* _Instructions for the task_:
Print all the data, keeping every line exactly as it is.

━━ Supplied information

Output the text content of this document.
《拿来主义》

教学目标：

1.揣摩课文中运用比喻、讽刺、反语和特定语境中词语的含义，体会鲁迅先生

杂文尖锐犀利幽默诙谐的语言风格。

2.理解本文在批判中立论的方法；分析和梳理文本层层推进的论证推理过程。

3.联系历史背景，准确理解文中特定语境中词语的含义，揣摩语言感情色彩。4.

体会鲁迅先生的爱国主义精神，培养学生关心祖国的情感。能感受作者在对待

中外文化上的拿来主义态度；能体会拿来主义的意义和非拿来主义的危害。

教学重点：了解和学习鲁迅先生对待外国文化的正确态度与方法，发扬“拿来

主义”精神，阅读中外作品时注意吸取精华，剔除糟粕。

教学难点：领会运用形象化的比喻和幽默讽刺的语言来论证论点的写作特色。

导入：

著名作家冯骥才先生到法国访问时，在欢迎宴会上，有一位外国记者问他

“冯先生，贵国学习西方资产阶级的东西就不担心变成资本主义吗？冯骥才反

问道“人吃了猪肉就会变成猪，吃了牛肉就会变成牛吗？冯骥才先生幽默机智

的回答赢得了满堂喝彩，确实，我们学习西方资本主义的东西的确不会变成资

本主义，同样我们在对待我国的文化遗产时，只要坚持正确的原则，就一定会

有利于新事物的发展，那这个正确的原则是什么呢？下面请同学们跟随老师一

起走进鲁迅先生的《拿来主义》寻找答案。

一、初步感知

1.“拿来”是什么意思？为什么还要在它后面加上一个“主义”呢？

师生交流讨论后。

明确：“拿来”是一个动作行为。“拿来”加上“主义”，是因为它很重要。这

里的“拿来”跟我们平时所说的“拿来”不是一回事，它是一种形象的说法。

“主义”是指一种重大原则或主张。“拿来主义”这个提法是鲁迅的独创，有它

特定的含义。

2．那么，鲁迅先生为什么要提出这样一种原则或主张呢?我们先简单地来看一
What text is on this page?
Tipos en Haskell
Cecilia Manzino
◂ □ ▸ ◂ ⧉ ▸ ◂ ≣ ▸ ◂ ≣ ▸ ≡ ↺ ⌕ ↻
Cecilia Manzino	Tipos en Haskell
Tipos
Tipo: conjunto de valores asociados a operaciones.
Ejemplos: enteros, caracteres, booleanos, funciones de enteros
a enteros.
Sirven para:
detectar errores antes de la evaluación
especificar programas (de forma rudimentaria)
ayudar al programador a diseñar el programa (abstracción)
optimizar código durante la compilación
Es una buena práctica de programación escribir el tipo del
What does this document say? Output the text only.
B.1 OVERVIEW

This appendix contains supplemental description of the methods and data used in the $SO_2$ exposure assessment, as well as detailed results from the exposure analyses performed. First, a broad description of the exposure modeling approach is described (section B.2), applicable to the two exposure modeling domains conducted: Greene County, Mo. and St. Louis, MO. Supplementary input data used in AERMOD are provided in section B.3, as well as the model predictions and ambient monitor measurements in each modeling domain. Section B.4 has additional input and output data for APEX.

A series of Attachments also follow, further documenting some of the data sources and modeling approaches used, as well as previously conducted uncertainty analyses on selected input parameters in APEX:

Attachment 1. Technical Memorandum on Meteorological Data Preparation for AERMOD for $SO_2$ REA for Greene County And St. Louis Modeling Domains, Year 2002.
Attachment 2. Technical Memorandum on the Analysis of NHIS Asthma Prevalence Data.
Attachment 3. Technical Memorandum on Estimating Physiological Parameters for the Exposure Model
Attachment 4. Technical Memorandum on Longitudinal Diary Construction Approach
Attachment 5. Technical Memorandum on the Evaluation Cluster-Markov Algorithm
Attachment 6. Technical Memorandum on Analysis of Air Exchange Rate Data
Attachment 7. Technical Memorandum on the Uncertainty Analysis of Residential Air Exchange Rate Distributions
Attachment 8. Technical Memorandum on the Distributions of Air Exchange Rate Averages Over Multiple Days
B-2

━━━━

* _The completed task_:
Output the text content of this document.
《拿来主义》

教学目标：

1.揣摩课文中运用比喻、讽刺、反语和特定语境中词语的含义，体会鲁迅先生

杂文尖锐犀利幽默诙谐的语言风格。

2.理解本文在批判中立论的方法；分析和梳理文本层层推进的论证推理过程。

3.联系历史背景，准确理解文中特定语境中词语的含义，揣摩语言感情色彩。4.

体会鲁迅先生的爱国主义精神，培养学生关心祖国的情感。能感受作者在对待

中外文化上的拿来主义态度；能体会拿来主义的意义和非拿来主义的危害。

教学重点：了解和学习鲁迅先生对待外国文化的正确态度与方法，发扬“拿来

主义”精神，阅读中外作品时注意吸取精华，剔除糟粕。

教学难点：领会运用形象化的比喻和幽默讽刺的语言来论证论点的写作特色。

导入：

著名作家冯骥才先生到法国访问时，在欢迎宴会上，有一位外国记者问他

“冯先生，贵国学习西方资产阶级的东西就不担心变成资本主义吗？冯骥才反

问道“人吃了猪肉就会变成猪，吃了牛肉就会变成牛吗？冯骥才先生幽默机智

的回答赢得了满堂喝彩，确实，我们学习西方资本主义的东西的确不会变成资

本主义，同样我们在对待我国的文化遗产时，只要坚持正确的原则，就一定会

有利于新事物的发展，那这个正确的原则是什么呢？下面请同学们跟随老师一

起走进鲁迅先生的《拿来主义》寻找答案。

一、初步感知

1.“拿来”是什么意思？为什么还要在它后面加上一个“主义”呢？

师生交流讨论后。

明确：“拿来”是一个动作行为。“拿来”加上“主义”，是因为它很重要。这

里的“拿来”跟我们平时所说的“拿来”不是一回事，它是一种形象的说法。

“主义”是指一种重大原则或主张。“拿来主义”这个提法是鲁迅的独创，有它

特定的含义。

2．那么，鲁迅先生为什么要提出这样一种原则或主张呢?我们先简单地来看一
What text is on this page?
Tipos en Haskell
Cecilia Manzino
◂ □ ▸ ◂ ⧉ ▸ ◂ ≣ ▸ ◂ ≣ ▸ ≡ ↺ ⌕ ↻
Cecilia Manzino	Tipos en Haskell
Tipos
Tipo: conjunto de valores asociados a operaciones.
Ejemplos: enteros, caracteres, booleanos, funciones de enteros
a enteros.
Sirven para:
detectar errores antes de la evaluación
especificar programas (de forma rudimentaria)
ayudar al programador a diseñar el programa (abstracción)
optimizar código durante la compilación
Es una buena práctica de programación escribir el tipo del
What does this document say? Output the text only.
B.1 OVERVIEW

This appendix contains supplemental description of the methods and data used in the $SO_2$ exposure assessment, as well as detailed results from the exposure analyses performed. First, a broad description of the exposure modeling approach is described (section B.2), applicable to the two exposure modeling domains conducted: Greene County, Mo. and St. Louis, MO. Supplementary input data used in AERMOD are provided in section B.3, as well as the model predictions and ambient monitor measurements in each modeling domain. Section B.4 has additional input and output data for APEX.

A series of Attachments also follow, further documenting some of the data sources and modeling approaches used, as well as previously conducted uncertainty analyses on selected input parameters in APEX:

Attachment 1. Technical Memorandum on Meteorological Data Preparation for AERMOD for $SO_2$ REA for Greene County And St. Louis Modeling Domains, Year 2002.
Attachment 2. Technical Memorandum on the Analysis of NHIS Asthma Prevalence Data.
Attachment 3. Technical Memorandum on Estimating Physiological Parameters for the Exposure Model
Attachment 4. Technical Memorandum on Longitudinal Diary Construction Approach
Attachment 5. Technical Memorandum on the Evaluation Cluster-Markov Algorithm
Attachment 6. Technical Memorandum on Analysis of Air Exchange Rate Data
Attachment 7. Technical Memorandum on the Uncertainty Analysis of Residential Air Exchange Rate Distributions
Attachment 8. Technical Memorandum on the Distributions of Air Exchange Rate Averages Over Multiple Days
B-2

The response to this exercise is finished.